Find the lines with "часов" in them and copy them out.

====================

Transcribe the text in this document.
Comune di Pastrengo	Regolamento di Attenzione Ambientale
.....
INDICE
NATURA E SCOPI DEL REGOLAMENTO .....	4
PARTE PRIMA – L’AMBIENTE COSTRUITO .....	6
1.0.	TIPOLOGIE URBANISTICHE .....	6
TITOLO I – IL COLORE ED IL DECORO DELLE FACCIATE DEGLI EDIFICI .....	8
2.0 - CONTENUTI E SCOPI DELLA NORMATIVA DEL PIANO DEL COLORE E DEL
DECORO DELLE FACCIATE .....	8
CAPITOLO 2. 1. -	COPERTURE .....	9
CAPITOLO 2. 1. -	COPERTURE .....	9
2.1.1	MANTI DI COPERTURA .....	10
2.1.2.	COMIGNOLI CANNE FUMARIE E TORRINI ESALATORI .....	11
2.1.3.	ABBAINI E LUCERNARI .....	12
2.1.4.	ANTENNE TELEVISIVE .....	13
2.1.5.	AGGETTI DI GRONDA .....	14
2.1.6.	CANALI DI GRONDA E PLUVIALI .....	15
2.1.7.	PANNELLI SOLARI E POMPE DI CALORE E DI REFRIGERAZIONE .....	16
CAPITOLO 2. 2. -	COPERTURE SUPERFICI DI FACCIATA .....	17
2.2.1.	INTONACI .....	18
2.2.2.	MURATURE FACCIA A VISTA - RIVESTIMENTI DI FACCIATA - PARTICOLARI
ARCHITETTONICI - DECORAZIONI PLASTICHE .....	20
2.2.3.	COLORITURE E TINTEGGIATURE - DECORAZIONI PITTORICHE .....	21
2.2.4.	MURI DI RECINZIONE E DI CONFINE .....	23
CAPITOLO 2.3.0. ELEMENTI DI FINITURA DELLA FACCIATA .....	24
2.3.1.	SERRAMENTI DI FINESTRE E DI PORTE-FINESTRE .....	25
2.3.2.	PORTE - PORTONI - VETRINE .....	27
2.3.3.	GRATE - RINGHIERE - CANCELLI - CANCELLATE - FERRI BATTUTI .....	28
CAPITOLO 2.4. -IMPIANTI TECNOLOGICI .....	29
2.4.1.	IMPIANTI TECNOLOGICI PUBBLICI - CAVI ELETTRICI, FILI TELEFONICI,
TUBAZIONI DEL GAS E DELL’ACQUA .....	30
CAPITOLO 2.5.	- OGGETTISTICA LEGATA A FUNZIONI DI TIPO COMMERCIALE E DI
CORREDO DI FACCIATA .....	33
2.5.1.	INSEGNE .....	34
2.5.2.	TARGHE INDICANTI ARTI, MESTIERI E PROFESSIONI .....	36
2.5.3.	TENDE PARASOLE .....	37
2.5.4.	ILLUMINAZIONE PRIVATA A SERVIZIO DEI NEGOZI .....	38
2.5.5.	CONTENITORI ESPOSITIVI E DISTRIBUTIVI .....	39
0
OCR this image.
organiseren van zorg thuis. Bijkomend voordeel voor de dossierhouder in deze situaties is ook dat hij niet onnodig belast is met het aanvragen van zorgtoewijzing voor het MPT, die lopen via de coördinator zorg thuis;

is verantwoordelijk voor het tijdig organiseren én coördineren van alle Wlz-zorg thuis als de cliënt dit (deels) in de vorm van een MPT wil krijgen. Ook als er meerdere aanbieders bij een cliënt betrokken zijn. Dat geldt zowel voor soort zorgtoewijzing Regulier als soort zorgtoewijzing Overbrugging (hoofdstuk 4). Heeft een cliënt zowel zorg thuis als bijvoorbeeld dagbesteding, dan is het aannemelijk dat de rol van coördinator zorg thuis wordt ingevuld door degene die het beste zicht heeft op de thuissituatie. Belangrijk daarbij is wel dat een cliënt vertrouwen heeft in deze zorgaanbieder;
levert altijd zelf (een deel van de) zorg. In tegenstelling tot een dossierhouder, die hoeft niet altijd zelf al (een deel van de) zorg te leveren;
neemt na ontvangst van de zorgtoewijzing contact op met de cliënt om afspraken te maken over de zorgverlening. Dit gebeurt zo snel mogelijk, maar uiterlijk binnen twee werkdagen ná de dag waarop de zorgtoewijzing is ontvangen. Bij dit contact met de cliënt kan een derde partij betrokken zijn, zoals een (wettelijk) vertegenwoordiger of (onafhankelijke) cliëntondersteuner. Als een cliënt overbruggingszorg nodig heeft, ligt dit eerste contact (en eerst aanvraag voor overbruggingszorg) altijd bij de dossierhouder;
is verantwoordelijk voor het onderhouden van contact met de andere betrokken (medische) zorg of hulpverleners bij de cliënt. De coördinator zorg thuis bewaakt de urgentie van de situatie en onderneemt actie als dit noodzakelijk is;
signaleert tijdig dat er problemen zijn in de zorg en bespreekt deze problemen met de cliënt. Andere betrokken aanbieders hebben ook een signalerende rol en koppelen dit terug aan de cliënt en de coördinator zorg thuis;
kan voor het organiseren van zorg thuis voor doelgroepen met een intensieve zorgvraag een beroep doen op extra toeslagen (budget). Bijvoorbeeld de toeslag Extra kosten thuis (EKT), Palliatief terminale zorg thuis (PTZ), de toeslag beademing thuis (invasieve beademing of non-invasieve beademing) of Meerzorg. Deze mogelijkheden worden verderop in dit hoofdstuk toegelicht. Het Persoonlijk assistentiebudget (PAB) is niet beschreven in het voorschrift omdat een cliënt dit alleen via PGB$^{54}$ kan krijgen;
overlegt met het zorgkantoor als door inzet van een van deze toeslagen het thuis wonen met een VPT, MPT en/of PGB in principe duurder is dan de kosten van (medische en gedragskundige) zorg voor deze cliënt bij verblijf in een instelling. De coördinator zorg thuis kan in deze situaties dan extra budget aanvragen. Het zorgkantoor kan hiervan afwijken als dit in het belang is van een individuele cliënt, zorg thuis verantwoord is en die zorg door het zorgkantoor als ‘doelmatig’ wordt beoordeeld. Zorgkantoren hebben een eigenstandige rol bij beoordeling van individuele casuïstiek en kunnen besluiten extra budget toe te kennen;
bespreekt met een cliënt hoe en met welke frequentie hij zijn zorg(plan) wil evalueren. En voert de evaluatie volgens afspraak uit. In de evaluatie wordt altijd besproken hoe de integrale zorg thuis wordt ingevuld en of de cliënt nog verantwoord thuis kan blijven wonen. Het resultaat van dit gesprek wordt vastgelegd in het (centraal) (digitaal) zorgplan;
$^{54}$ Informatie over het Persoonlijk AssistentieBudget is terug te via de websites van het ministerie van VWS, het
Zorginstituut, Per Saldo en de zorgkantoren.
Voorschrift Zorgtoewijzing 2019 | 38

====================

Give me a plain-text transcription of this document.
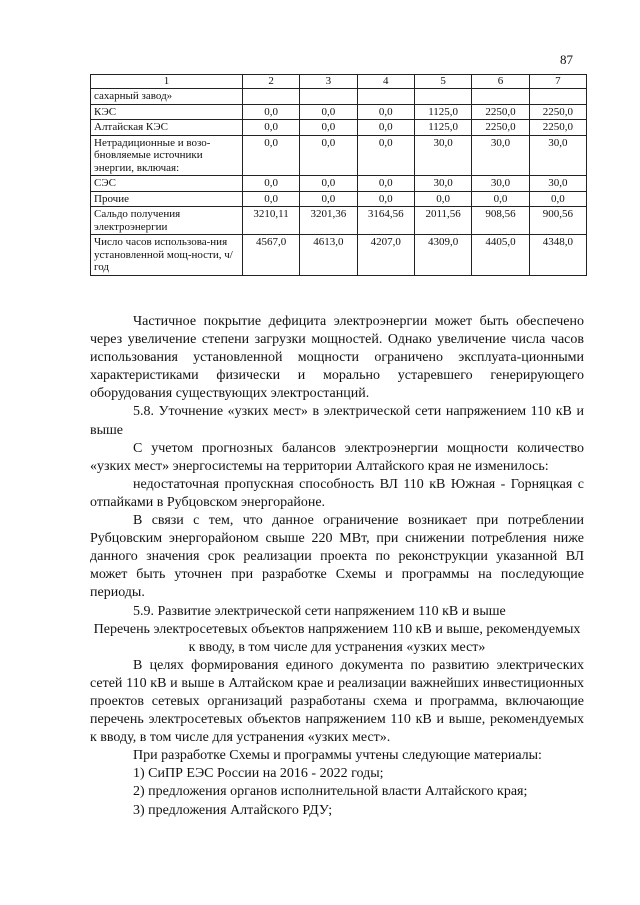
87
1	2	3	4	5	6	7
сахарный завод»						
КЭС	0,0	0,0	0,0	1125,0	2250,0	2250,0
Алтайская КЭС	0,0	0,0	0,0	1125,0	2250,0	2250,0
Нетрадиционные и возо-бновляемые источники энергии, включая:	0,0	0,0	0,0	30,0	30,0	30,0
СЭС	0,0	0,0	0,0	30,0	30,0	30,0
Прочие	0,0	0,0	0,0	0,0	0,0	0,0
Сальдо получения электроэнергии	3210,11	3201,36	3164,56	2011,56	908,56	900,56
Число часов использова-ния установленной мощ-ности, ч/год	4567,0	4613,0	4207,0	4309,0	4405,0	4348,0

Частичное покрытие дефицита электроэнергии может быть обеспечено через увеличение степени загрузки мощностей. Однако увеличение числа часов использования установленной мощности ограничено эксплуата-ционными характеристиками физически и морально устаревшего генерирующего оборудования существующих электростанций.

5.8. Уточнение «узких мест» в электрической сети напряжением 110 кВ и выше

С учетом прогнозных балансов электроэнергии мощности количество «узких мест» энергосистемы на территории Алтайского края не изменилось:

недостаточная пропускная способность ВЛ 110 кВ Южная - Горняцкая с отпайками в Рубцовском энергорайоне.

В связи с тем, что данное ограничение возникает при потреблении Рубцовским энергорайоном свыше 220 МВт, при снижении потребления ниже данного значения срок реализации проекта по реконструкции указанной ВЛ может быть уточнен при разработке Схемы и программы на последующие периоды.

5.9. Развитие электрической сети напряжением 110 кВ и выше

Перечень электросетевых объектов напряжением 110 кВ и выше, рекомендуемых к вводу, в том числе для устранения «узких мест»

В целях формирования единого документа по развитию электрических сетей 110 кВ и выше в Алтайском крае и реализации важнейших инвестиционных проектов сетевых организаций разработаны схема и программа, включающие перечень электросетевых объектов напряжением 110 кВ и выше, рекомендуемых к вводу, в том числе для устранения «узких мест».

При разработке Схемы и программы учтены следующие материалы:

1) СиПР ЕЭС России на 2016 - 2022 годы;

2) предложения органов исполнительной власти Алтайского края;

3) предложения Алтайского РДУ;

====================

### FINAL RESULT
Число часов использова-ния установленной мощ-ности, ч/год	4567,0	4613,0	4207,0	4309,0	4405,0	4348,0
Частичное покрытие дефицита электроэнергии может быть обеспечено через увеличение степени загрузки мощностей. Однако увеличение числа часов использования установленной мощности ограничено эксплуата-ционными характеристиками физически и морально устаревшего генерирующего оборудования существующих электростанций.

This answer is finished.